====== Supplied entries ======

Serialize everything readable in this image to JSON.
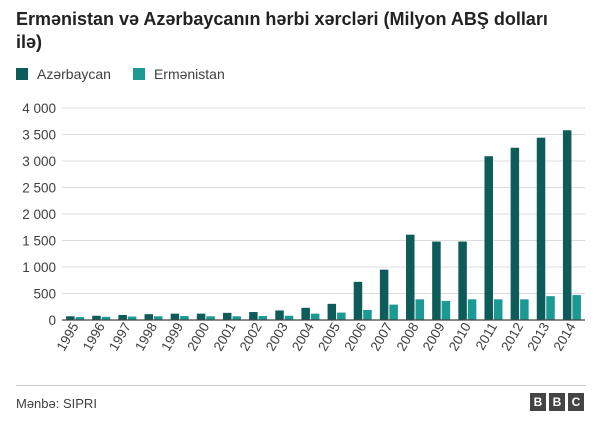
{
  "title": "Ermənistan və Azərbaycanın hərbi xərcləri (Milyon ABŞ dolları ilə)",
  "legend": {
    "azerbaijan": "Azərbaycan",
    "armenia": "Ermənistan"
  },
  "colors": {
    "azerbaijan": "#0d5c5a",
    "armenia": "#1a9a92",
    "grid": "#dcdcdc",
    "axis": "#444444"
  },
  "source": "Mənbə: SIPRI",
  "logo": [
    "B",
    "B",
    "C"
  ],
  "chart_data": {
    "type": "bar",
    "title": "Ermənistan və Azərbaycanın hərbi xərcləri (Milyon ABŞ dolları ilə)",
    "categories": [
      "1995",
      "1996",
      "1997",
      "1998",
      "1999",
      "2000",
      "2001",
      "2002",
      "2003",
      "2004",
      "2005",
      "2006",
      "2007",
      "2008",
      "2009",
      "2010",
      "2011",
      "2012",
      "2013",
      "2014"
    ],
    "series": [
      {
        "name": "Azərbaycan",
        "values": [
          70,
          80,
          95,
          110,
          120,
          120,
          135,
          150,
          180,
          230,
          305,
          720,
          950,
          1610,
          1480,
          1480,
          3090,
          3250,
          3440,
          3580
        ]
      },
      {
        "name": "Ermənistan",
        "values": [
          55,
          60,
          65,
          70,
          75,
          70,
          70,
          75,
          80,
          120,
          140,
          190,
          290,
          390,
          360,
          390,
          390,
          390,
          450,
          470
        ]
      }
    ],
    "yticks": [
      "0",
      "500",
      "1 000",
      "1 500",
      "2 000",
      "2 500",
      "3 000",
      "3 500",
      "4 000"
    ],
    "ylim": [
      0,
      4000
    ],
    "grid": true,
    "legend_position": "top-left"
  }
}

======

[Exercise instructions]
Transcribe the records word for word and include no pictures.

[Response to this exercise]
Serialize everything readable in this image to JSON.
{
  "title": "Ermənistan və Azərbaycanın hərbi xərcləri (Milyon ABŞ dolları ilə)",
  "legend": {
    "azerbaijan": "Azərbaycan",
    "armenia": "Ermənistan"
  },
  "colors": {
    "azerbaijan": "#0d5c5a",
    "armenia": "#1a9a92",
    "grid": "#dcdcdc",
    "axis": "#444444"
  },
  "source": "Mənbə: SIPRI",
  "logo": [
    "B",
    "B",
    "C"
  ],
  "chart_data": {
    "type": "bar",
    "title": "Ermənistan və Azərbaycanın hərbi xərcləri (Milyon ABŞ dolları ilə)",
    "categories": [
      "1995",
      "1996",
      "1997",
      "1998",
      "1999",
      "2000",
      "2001",
      "2002",
      "2003",
      "2004",
      "2005",
      "2006",
      "2007",
      "2008",
      "2009",
      "2010",
      "2011",
      "2012",
      "2013",
      "2014"
    ],
    "series": [
      {
        "name": "Azərbaycan",
        "values": [
          70,
          80,
          95,
          110,
          120,
          120,
          135,
          150,
          180,
          230,
          305,
          720,
          950,
          1610,
          1480,
          1480,
          3090,
          3250,
          3440,
          3580
        ]
      },
      {
        "name": "Ermənistan",
        "values": [
          55,
          60,
          65,
          70,
          75,
          70,
          70,
          75,
          80,
          120,
          140,
          190,
          290,
          390,
          360,
          390,
          390,
          390,
          450,
          470
        ]
      }
    ],
    "yticks": [
      "0",
      "500",
      "1 000",
      "1 500",
      "2 000",
      "2 500",
      "3 000",
      "3 500",
      "4 000"
    ],
    "ylim": [
      0,
      4000
    ],
    "grid": true,
    "legend_position": "top-left"
  }
}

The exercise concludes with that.